YOUR INSTRUCTIONS:
Read the records and write them out again exactly.

Items listed in a dataset
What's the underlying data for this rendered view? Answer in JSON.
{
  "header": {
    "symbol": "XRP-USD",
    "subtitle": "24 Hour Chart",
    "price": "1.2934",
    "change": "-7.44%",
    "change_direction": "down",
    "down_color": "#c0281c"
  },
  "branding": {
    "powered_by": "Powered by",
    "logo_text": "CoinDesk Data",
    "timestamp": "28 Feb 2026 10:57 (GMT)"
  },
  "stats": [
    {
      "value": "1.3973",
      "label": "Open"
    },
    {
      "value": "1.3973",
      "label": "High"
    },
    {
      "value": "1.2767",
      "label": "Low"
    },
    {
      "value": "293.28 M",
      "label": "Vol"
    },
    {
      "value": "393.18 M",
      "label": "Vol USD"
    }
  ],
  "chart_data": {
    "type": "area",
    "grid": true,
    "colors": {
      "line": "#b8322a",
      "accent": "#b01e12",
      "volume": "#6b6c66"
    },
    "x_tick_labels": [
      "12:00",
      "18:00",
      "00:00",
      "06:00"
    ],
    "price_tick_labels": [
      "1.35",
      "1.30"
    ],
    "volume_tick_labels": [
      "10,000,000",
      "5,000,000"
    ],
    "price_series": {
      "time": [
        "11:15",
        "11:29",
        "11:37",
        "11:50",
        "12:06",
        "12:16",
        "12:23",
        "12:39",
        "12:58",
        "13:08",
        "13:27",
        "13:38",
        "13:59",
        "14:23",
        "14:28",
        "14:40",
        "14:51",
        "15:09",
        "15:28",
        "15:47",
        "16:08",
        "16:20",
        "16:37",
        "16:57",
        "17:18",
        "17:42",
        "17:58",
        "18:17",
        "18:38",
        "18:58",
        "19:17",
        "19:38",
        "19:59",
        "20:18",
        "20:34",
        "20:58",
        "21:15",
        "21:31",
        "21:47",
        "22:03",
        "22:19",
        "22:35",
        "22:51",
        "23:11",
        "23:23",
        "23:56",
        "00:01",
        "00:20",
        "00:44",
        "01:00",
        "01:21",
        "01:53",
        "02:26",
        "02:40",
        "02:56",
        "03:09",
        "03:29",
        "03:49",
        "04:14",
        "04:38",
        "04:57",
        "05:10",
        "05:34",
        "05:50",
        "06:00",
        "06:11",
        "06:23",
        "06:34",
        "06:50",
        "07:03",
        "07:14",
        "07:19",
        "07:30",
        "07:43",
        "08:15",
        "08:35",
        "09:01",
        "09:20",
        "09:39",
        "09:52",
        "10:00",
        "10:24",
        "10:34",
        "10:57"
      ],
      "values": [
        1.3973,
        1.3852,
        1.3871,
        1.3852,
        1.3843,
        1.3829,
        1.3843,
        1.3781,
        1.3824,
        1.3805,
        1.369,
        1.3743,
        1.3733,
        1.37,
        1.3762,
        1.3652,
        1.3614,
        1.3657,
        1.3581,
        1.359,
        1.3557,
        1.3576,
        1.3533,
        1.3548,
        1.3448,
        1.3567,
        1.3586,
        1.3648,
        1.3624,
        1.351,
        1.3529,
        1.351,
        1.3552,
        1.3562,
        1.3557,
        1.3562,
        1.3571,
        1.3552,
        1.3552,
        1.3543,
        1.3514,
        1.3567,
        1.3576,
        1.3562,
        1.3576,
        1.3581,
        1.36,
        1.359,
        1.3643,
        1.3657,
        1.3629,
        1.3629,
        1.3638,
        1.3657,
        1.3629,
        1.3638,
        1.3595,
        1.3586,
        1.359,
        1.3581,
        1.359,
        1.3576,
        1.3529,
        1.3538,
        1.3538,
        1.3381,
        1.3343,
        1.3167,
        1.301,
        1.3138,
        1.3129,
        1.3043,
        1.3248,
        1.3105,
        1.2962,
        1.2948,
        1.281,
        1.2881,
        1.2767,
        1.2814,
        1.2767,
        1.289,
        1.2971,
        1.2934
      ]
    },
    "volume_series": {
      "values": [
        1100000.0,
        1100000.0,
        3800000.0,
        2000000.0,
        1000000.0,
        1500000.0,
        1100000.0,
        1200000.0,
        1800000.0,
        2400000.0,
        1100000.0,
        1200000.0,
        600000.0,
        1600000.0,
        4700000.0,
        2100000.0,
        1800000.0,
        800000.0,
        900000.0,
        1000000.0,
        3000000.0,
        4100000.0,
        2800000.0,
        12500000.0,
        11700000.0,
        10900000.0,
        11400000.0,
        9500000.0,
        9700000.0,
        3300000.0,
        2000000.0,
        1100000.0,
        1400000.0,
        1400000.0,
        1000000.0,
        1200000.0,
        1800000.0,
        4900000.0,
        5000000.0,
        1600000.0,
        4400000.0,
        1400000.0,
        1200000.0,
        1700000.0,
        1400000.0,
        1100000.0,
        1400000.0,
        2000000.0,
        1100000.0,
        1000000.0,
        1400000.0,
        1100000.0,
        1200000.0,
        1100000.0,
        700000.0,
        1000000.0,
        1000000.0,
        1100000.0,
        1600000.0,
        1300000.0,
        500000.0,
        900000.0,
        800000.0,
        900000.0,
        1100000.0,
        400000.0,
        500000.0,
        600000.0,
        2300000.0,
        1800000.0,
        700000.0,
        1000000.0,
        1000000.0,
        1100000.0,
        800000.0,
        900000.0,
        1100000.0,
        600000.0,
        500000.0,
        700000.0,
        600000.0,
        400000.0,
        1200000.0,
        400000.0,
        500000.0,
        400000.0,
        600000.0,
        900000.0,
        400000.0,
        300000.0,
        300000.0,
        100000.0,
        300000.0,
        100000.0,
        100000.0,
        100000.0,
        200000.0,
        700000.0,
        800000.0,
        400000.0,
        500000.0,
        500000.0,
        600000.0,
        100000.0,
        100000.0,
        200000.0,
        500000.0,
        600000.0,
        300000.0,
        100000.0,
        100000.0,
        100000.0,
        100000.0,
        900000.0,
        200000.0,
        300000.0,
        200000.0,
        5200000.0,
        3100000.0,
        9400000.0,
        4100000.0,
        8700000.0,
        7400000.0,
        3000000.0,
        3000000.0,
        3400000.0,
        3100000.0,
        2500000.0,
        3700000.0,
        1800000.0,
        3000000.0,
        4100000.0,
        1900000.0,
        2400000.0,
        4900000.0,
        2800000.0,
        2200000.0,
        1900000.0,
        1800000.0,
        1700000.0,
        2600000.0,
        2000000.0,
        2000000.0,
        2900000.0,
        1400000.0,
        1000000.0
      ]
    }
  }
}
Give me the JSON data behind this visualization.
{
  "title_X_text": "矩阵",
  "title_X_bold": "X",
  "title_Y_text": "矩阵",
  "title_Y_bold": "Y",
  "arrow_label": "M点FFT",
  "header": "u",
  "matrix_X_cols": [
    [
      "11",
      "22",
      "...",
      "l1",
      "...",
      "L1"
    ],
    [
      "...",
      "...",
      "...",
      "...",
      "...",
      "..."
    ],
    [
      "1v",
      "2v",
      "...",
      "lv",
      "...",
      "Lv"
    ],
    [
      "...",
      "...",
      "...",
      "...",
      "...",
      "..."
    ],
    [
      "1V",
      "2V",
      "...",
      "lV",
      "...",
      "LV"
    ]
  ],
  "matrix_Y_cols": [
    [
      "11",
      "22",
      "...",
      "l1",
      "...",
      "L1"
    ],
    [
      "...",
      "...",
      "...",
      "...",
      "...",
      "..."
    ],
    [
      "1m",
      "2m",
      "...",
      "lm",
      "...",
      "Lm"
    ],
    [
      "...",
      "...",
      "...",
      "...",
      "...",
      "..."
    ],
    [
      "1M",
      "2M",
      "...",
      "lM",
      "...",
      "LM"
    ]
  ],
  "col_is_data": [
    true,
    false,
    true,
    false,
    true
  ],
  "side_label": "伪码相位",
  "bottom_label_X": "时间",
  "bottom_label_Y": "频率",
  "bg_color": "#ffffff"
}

RESPONSE:
What's the underlying data for this rendered view? Answer in JSON.
{
  "header": {
    "symbol": "XRP-USD",
    "subtitle": "24 Hour Chart",
    "price": "1.2934",
    "change": "-7.44%",
    "change_direction": "down",
    "down_color": "#c0281c"
  },
  "branding": {
    "powered_by": "Powered by",
    "logo_text": "CoinDesk Data",
    "timestamp": "28 Feb 2026 10:57 (GMT)"
  },
  "stats": [
    {
      "value": "1.3973",
      "label": "Open"
    },
    {
      "value": "1.3973",
      "label": "High"
    },
    {
      "value": "1.2767",
      "label": "Low"
    },
    {
      "value": "293.28 M",
      "label": "Vol"
    },
    {
      "value": "393.18 M",
      "label": "Vol USD"
    }
  ],
  "chart_data": {
    "type": "area",
    "grid": true,
    "colors": {
      "line": "#b8322a",
      "accent": "#b01e12",
      "volume": "#6b6c66"
    },
    "x_tick_labels": [
      "12:00",
      "18:00",
      "00:00",
      "06:00"
    ],
    "price_tick_labels": [
      "1.35",
      "1.30"
    ],
    "volume_tick_labels": [
      "10,000,000",
      "5,000,000"
    ],
    "price_series": {
      "time": [
        "11:15",
        "11:29",
        "11:37",
        "11:50",
        "12:06",
        "12:16",
        "12:23",
        "12:39",
        "12:58",
        "13:08",
        "13:27",
        "13:38",
        "13:59",
        "14:23",
        "14:28",
        "14:40",
        "14:51",
        "15:09",
        "15:28",
        "15:47",
        "16:08",
        "16:20",
        "16:37",
        "16:57",
        "17:18",
        "17:42",
        "17:58",
        "18:17",
        "18:38",
        "18:58",
        "19:17",
        "19:38",
        "19:59",
        "20:18",
        "20:34",
        "20:58",
        "21:15",
        "21:31",
        "21:47",
        "22:03",
        "22:19",
        "22:35",
        "22:51",
        "23:11",
        "23:23",
        "23:56",
        "00:01",
        "00:20",
        "00:44",
        "01:00",
        "01:21",
        "01:53",
        "02:26",
        "02:40",
        "02:56",
        "03:09",
        "03:29",
        "03:49",
        "04:14",
        "04:38",
        "04:57",
        "05:10",
        "05:34",
        "05:50",
        "06:00",
        "06:11",
        "06:23",
        "06:34",
        "06:50",
        "07:03",
        "07:14",
        "07:19",
        "07:30",
        "07:43",
        "08:15",
        "08:35",
        "09:01",
        "09:20",
        "09:39",
        "09:52",
        "10:00",
        "10:24",
        "10:34",
        "10:57"
      ],
      "values": [
        1.3973,
        1.3852,
        1.3871,
        1.3852,
        1.3843,
        1.3829,
        1.3843,
        1.3781,
        1.3824,
        1.3805,
        1.369,
        1.3743,
        1.3733,
        1.37,
        1.3762,
        1.3652,
        1.3614,
        1.3657,
        1.3581,
        1.359,
        1.3557,
        1.3576,
        1.3533,
        1.3548,
        1.3448,
        1.3567,
        1.3586,
        1.3648,
        1.3624,
        1.351,
        1.3529,
        1.351,
        1.3552,
        1.3562,
        1.3557,
        1.3562,
        1.3571,
        1.3552,
        1.3552,
        1.3543,
        1.3514,
        1.3567,
        1.3576,
        1.3562,
        1.3576,
        1.3581,
        1.36,
        1.359,
        1.3643,
        1.3657,
        1.3629,
        1.3629,
        1.3638,
        1.3657,
        1.3629,
        1.3638,
        1.3595,
        1.3586,
        1.359,
        1.3581,
        1.359,
        1.3576,
        1.3529,
        1.3538,
        1.3538,
        1.3381,
        1.3343,
        1.3167,
        1.301,
        1.3138,
        1.3129,
        1.3043,
        1.3248,
        1.3105,
        1.2962,
        1.2948,
        1.281,
        1.2881,
        1.2767,
        1.2814,
        1.2767,
        1.289,
        1.2971,
        1.2934
      ]
    },
    "volume_series": {
      "values": [
        1100000.0,
        1100000.0,
        3800000.0,
        2000000.0,
        1000000.0,
        1500000.0,
        1100000.0,
        1200000.0,
        1800000.0,
        2400000.0,
        1100000.0,
        1200000.0,
        600000.0,
        1600000.0,
        4700000.0,
        2100000.0,
        1800000.0,
        800000.0,
        900000.0,
        1000000.0,
        3000000.0,
        4100000.0,
        2800000.0,
        12500000.0,
        11700000.0,
        10900000.0,
        11400000.0,
        9500000.0,
        9700000.0,
        3300000.0,
        2000000.0,
        1100000.0,
        1400000.0,
        1400000.0,
        1000000.0,
        1200000.0,
        1800000.0,
        4900000.0,
        5000000.0,
        1600000.0,
        4400000.0,
        1400000.0,
        1200000.0,
        1700000.0,
        1400000.0,
        1100000.0,
        1400000.0,
        2000000.0,
        1100000.0,
        1000000.0,
        1400000.0,
        1100000.0,
        1200000.0,
        1100000.0,
        700000.0,
        1000000.0,
        1000000.0,
        1100000.0,
        1600000.0,
        1300000.0,
        500000.0,
        900000.0,
        800000.0,
        900000.0,
        1100000.0,
        400000.0,
        500000.0,
        600000.0,
        2300000.0,
        1800000.0,
        700000.0,
        1000000.0,
        1000000.0,
        1100000.0,
        800000.0,
        900000.0,
        1100000.0,
        600000.0,
        500000.0,
        700000.0,
        600000.0,
        400000.0,
        1200000.0,
        400000.0,
        500000.0,
        400000.0,
        600000.0,
        900000.0,
        400000.0,
        300000.0,
        300000.0,
        100000.0,
        300000.0,
        100000.0,
        100000.0,
        100000.0,
        200000.0,
        700000.0,
        800000.0,
        400000.0,
        500000.0,
        500000.0,
        600000.0,
        100000.0,
        100000.0,
        200000.0,
        500000.0,
        600000.0,
        300000.0,
        100000.0,
        100000.0,
        100000.0,
        100000.0,
        900000.0,
        200000.0,
        300000.0,
        200000.0,
        5200000.0,
        3100000.0,
        9400000.0,
        4100000.0,
        8700000.0,
        7400000.0,
        3000000.0,
        3000000.0,
        3400000.0,
        3100000.0,
        2500000.0,
        3700000.0,
        1800000.0,
        3000000.0,
        4100000.0,
        1900000.0,
        2400000.0,
        4900000.0,
        2800000.0,
        2200000.0,
        1900000.0,
        1800000.0,
        1700000.0,
        2600000.0,
        2000000.0,
        2000000.0,
        2900000.0,
        1400000.0,
        1000000.0
      ]
    }
  }
}
Give me the JSON data behind this visualization.
{
  "title_X_text": "矩阵",
  "title_X_bold": "X",
  "title_Y_text": "矩阵",
  "title_Y_bold": "Y",
  "arrow_label": "M点FFT",
  "header": "u",
  "matrix_X_cols": [
    [
      "11",
      "22",
      "...",
      "l1",
      "...",
      "L1"
    ],
    [
      "...",
      "...",
      "...",
      "...",
      "...",
      "..."
    ],
    [
      "1v",
      "2v",
      "...",
      "lv",
      "...",
      "Lv"
    ],
    [
      "...",
      "...",
      "...",
      "...",
      "...",
      "..."
    ],
    [
      "1V",
      "2V",
      "...",
      "lV",
      "...",
      "LV"
    ]
  ],
  "matrix_Y_cols": [
    [
      "11",
      "22",
      "...",
      "l1",
      "...",
      "L1"
    ],
    [
      "...",
      "...",
      "...",
      "...",
      "...",
      "..."
    ],
    [
      "1m",
      "2m",
      "...",
      "lm",
      "...",
      "Lm"
    ],
    [
      "...",
      "...",
      "...",
      "...",
      "...",
      "..."
    ],
    [
      "1M",
      "2M",
      "...",
      "lM",
      "...",
      "LM"
    ]
  ],
  "col_is_data": [
    true,
    false,
    true,
    false,
    true
  ],
  "side_label": "伪码相位",
  "bottom_label_X": "时间",
  "bottom_label_Y": "频率",
  "bg_color": "#ffffff"
}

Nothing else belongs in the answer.